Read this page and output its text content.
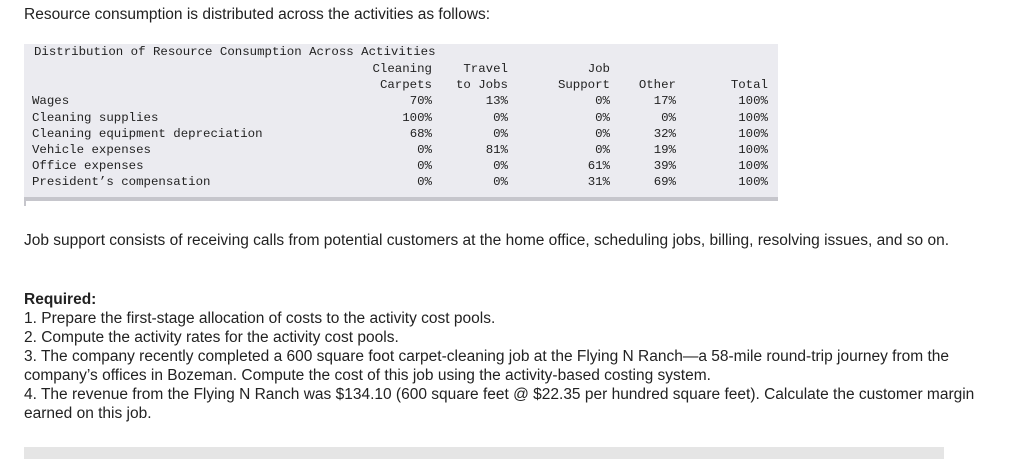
Resource consumption is distributed across the activities as follows:
Distribution of Resource Consumption Across Activities
	Cleaning	Travel	Job		
	Carpets	to Jobs	Support	Other	Total
Wages	70%	13%	0%	17%	100%
Cleaning supplies	100%	0%	0%	0%	100%
Cleaning equipment depreciation	68%	0%	0%	32%	100%
Vehicle expenses	0%	81%	0%	19%	100%
Office expenses	0%	0%	61%	39%	100%
President’s compensation	0%	0%	31%	69%	100%
Job support consists of receiving calls from potential customers at the home office, scheduling jobs, billing, resolving issues, and so on.
Required:
1. Prepare the first-stage allocation of costs to the activity cost pools.
2. Compute the activity rates for the activity cost pools.
3. The company recently completed a 600 square foot carpet-cleaning job at the Flying N Ranch—a 58-mile round-trip journey from the company’s offices in Bozeman. Compute the cost of this job using the activity-based costing system.
4. The revenue from the Flying N Ranch was $134.10 (600 square feet @ $22.35 per hundred square feet). Calculate the customer margin earned on this job.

_ _ _ _ _

SHORT PROBLEM - In the material above, show every line where the word "cost" turns up.

TASK OUTPUT -
1. Prepare the first-stage allocation of costs to the activity cost pools.
2. Compute the activity rates for the activity cost pools.
3. The company recently completed a 600 square foot carpet-cleaning job at the Flying N Ranch—a 58-mile round-trip journey from the company’s offices in Bozeman. Compute the cost of this job using the activity-based costing system.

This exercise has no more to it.